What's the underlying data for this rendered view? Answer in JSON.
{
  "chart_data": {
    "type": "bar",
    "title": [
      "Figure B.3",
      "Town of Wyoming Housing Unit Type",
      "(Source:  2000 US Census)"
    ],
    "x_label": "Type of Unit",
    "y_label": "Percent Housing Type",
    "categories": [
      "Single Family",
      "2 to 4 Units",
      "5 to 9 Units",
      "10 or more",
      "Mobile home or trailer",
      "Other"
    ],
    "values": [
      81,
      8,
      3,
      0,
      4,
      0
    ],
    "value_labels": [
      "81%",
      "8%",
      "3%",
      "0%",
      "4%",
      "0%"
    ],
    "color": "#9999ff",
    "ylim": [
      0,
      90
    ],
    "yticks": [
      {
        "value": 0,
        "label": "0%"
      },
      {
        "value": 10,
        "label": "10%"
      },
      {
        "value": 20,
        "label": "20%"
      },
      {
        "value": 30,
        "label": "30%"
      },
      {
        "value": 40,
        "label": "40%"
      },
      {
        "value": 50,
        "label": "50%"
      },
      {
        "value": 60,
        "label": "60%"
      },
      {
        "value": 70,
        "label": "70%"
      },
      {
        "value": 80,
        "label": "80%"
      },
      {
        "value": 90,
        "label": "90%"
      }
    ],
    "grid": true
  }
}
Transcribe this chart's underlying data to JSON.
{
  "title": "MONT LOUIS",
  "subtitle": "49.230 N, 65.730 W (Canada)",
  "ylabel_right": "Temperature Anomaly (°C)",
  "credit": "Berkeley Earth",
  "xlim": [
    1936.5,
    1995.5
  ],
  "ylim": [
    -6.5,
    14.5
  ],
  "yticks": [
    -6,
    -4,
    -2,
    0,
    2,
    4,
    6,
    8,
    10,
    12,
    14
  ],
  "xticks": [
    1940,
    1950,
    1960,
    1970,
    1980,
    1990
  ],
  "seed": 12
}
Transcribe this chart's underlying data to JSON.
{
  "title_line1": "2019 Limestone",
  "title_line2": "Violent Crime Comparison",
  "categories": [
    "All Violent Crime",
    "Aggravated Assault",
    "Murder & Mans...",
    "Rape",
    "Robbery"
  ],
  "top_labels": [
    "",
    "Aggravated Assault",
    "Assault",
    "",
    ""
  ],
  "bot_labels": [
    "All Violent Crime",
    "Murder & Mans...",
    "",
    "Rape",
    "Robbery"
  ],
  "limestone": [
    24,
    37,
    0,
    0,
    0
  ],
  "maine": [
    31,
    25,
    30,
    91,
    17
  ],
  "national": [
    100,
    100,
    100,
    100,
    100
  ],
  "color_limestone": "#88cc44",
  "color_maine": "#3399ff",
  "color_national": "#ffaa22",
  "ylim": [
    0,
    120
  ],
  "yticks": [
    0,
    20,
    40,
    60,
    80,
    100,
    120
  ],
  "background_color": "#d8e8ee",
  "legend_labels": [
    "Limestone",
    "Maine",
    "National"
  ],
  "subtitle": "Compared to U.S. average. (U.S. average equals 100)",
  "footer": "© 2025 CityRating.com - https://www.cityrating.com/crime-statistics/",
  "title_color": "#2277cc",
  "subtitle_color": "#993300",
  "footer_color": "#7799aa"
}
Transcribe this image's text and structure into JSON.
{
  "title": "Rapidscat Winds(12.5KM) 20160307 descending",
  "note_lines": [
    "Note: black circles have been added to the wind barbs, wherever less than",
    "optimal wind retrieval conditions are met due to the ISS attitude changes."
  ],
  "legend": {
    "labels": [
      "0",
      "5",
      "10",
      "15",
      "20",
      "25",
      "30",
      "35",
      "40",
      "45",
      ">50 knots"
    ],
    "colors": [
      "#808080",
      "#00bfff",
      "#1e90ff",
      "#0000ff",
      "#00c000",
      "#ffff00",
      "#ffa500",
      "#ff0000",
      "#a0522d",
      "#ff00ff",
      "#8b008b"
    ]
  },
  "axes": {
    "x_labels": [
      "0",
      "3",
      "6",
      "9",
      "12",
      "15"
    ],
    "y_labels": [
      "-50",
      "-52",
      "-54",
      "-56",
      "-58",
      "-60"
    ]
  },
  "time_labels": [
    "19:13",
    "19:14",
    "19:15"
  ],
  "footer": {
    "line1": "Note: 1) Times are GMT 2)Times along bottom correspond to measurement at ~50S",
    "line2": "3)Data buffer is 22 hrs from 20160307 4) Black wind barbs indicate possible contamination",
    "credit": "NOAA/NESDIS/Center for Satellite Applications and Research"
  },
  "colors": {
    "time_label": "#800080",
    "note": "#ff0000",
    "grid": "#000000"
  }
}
***
Given task
Give the entries once more, exactly as they appear.

Answer below
What's the underlying data for this rendered view? Answer in JSON.
{
  "chart_data": {
    "type": "bar",
    "title": [
      "Figure B.3",
      "Town of Wyoming Housing Unit Type",
      "(Source:  2000 US Census)"
    ],
    "x_label": "Type of Unit",
    "y_label": "Percent Housing Type",
    "categories": [
      "Single Family",
      "2 to 4 Units",
      "5 to 9 Units",
      "10 or more",
      "Mobile home or trailer",
      "Other"
    ],
    "values": [
      81,
      8,
      3,
      0,
      4,
      0
    ],
    "value_labels": [
      "81%",
      "8%",
      "3%",
      "0%",
      "4%",
      "0%"
    ],
    "color": "#9999ff",
    "ylim": [
      0,
      90
    ],
    "yticks": [
      {
        "value": 0,
        "label": "0%"
      },
      {
        "value": 10,
        "label": "10%"
      },
      {
        "value": 20,
        "label": "20%"
      },
      {
        "value": 30,
        "label": "30%"
      },
      {
        "value": 40,
        "label": "40%"
      },
      {
        "value": 50,
        "label": "50%"
      },
      {
        "value": 60,
        "label": "60%"
      },
      {
        "value": 70,
        "label": "70%"
      },
      {
        "value": 80,
        "label": "80%"
      },
      {
        "value": 90,
        "label": "90%"
      }
    ],
    "grid": true
  }
}
Transcribe this chart's underlying data to JSON.
{
  "title": "MONT LOUIS",
  "subtitle": "49.230 N, 65.730 W (Canada)",
  "ylabel_right": "Temperature Anomaly (°C)",
  "credit": "Berkeley Earth",
  "xlim": [
    1936.5,
    1995.5
  ],
  "ylim": [
    -6.5,
    14.5
  ],
  "yticks": [
    -6,
    -4,
    -2,
    0,
    2,
    4,
    6,
    8,
    10,
    12,
    14
  ],
  "xticks": [
    1940,
    1950,
    1960,
    1970,
    1980,
    1990
  ],
  "seed": 12
}
Transcribe this chart's underlying data to JSON.
{
  "title_line1": "2019 Limestone",
  "title_line2": "Violent Crime Comparison",
  "categories": [
    "All Violent Crime",
    "Aggravated Assault",
    "Murder & Mans...",
    "Rape",
    "Robbery"
  ],
  "top_labels": [
    "",
    "Aggravated Assault",
    "Assault",
    "",
    ""
  ],
  "bot_labels": [
    "All Violent Crime",
    "Murder & Mans...",
    "",
    "Rape",
    "Robbery"
  ],
  "limestone": [
    24,
    37,
    0,
    0,
    0
  ],
  "maine": [
    31,
    25,
    30,
    91,
    17
  ],
  "national": [
    100,
    100,
    100,
    100,
    100
  ],
  "color_limestone": "#88cc44",
  "color_maine": "#3399ff",
  "color_national": "#ffaa22",
  "ylim": [
    0,
    120
  ],
  "yticks": [
    0,
    20,
    40,
    60,
    80,
    100,
    120
  ],
  "background_color": "#d8e8ee",
  "legend_labels": [
    "Limestone",
    "Maine",
    "National"
  ],
  "subtitle": "Compared to U.S. average. (U.S. average equals 100)",
  "footer": "© 2025 CityRating.com - https://www.cityrating.com/crime-statistics/",
  "title_color": "#2277cc",
  "subtitle_color": "#993300",
  "footer_color": "#7799aa"
}
Transcribe this image's text and structure into JSON.
{
  "title": "Rapidscat Winds(12.5KM) 20160307 descending",
  "note_lines": [
    "Note: black circles have been added to the wind barbs, wherever less than",
    "optimal wind retrieval conditions are met due to the ISS attitude changes."
  ],
  "legend": {
    "labels": [
      "0",
      "5",
      "10",
      "15",
      "20",
      "25",
      "30",
      "35",
      "40",
      "45",
      ">50 knots"
    ],
    "colors": [
      "#808080",
      "#00bfff",
      "#1e90ff",
      "#0000ff",
      "#00c000",
      "#ffff00",
      "#ffa500",
      "#ff0000",
      "#a0522d",
      "#ff00ff",
      "#8b008b"
    ]
  },
  "axes": {
    "x_labels": [
      "0",
      "3",
      "6",
      "9",
      "12",
      "15"
    ],
    "y_labels": [
      "-50",
      "-52",
      "-54",
      "-56",
      "-58",
      "-60"
    ]
  },
  "time_labels": [
    "19:13",
    "19:14",
    "19:15"
  ],
  "footer": {
    "line1": "Note: 1) Times are GMT 2)Times along bottom correspond to measurement at ~50S",
    "line2": "3)Data buffer is 22 hrs from 20160307 4) Black wind barbs indicate possible contamination",
    "credit": "NOAA/NESDIS/Center for Satellite Applications and Research"
  },
  "colors": {
    "time_label": "#800080",
    "note": "#ff0000",
    "grid": "#000000"
  }
}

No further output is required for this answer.